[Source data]
-- Start --
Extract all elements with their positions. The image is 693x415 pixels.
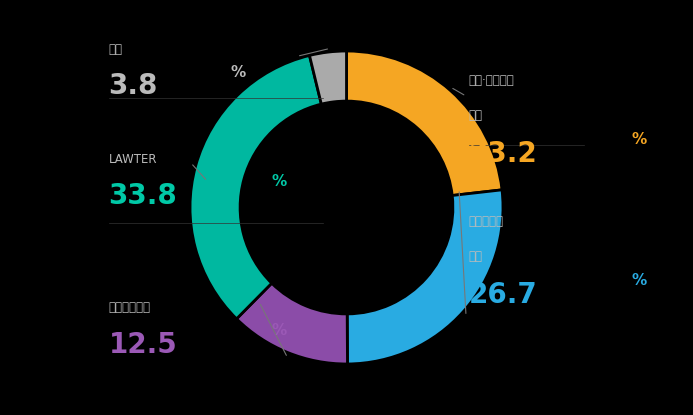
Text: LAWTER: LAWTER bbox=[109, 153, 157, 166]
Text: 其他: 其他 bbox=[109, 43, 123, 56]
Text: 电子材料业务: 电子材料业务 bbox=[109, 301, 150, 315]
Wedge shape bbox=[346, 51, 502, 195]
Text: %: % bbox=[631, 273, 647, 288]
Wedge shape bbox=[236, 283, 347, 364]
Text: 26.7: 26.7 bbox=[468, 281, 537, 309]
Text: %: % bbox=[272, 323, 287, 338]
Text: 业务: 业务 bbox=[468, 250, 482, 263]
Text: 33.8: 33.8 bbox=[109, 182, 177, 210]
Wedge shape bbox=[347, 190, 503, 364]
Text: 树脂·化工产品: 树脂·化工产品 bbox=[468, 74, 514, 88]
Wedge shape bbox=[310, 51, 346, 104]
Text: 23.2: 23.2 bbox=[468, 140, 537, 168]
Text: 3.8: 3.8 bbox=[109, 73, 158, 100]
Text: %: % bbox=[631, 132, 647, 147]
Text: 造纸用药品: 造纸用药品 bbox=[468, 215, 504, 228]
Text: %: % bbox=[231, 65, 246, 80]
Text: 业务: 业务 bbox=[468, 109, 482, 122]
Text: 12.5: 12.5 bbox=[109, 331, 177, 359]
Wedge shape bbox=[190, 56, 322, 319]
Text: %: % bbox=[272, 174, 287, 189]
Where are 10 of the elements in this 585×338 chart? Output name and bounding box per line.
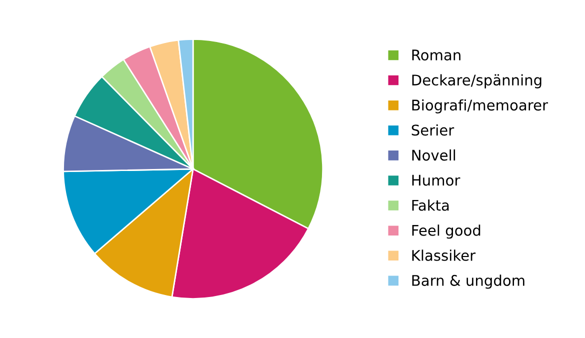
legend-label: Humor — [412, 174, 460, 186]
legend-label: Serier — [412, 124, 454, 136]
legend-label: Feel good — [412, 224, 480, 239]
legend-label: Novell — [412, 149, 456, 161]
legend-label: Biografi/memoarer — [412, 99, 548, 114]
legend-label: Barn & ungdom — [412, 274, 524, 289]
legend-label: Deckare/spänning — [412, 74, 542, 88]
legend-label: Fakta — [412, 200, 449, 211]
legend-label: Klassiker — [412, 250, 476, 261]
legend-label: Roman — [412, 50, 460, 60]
-- End --
-- Start --
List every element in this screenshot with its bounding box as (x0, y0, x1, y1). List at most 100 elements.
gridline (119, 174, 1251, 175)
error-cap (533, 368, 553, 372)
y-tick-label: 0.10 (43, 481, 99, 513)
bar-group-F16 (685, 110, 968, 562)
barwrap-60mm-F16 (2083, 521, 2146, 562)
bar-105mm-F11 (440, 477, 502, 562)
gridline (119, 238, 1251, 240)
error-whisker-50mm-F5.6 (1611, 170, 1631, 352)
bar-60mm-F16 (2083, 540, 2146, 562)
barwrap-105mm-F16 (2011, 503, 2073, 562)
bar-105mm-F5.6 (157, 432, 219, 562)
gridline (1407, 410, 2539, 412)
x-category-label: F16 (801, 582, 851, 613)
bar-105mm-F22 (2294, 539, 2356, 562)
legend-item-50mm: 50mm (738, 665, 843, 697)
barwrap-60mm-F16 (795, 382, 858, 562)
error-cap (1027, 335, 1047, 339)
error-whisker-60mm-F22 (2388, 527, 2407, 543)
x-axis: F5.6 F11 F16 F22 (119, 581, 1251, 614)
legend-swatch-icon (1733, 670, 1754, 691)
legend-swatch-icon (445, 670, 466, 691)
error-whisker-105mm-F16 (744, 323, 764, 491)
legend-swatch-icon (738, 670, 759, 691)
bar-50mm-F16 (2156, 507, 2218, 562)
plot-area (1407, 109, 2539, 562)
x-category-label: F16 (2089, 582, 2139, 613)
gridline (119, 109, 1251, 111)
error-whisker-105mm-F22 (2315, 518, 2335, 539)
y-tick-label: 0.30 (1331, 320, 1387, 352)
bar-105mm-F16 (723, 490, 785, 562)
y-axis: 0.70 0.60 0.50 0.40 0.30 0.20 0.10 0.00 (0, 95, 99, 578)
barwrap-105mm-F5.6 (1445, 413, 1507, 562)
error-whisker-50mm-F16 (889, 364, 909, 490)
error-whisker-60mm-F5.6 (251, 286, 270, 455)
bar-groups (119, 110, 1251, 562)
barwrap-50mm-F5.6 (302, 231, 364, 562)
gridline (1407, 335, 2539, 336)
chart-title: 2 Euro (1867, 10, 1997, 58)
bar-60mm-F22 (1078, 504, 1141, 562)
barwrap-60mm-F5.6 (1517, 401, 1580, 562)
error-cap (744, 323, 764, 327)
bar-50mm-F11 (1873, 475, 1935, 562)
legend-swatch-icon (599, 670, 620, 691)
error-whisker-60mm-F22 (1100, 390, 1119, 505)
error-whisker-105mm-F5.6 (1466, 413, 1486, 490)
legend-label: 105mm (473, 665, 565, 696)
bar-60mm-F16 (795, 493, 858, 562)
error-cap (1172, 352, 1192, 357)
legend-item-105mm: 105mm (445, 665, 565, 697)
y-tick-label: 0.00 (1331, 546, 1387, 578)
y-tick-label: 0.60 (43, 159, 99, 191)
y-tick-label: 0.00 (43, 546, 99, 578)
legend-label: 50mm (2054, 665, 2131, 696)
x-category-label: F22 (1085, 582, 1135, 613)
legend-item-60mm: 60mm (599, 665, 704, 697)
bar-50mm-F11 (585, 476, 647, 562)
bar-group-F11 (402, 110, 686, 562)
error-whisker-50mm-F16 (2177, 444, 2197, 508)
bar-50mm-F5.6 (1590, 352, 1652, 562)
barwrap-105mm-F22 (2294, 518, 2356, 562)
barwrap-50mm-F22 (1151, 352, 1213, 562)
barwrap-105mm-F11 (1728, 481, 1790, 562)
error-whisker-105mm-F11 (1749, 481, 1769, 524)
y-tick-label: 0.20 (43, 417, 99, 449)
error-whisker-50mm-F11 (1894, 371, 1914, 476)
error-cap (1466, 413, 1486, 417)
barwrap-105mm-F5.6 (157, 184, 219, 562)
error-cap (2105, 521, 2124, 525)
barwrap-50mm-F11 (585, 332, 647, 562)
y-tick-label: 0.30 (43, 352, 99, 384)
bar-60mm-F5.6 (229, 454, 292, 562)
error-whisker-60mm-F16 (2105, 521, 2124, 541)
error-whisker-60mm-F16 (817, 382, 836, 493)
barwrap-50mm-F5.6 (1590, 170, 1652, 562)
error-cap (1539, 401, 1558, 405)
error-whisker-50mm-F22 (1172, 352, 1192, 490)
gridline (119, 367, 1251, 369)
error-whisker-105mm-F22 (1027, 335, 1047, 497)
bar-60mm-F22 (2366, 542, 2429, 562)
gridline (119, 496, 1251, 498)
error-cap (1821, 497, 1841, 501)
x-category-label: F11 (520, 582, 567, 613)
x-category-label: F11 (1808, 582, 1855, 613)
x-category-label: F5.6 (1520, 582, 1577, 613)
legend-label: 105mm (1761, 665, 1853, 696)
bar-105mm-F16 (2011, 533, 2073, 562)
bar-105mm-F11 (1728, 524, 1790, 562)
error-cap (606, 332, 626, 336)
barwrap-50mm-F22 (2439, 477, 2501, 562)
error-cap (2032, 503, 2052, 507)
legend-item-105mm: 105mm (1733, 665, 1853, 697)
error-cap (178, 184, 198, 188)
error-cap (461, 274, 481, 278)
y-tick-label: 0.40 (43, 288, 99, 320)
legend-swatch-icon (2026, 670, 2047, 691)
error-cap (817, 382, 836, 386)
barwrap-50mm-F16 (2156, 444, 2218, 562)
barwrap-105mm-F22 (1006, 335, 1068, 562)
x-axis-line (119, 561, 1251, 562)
-- End --
Can you reproduce, word for word, the stretch of the listing above from the line containing "List every element" through the line containing "gridline (119, 238, 1251, 240)"?

RESULT FOR THIS EXERCISE —
List every element in this screenshot with its bounding box as (x0, y0, x1, y1). List at most 100 elements.
gridline (119, 174, 1251, 175)
error-cap (533, 368, 553, 372)
y-tick-label: 0.10 (43, 481, 99, 513)
bar-group-F16 (685, 110, 968, 562)
barwrap-60mm-F16 (2083, 521, 2146, 562)
bar-105mm-F11 (440, 477, 502, 562)
gridline (119, 238, 1251, 240)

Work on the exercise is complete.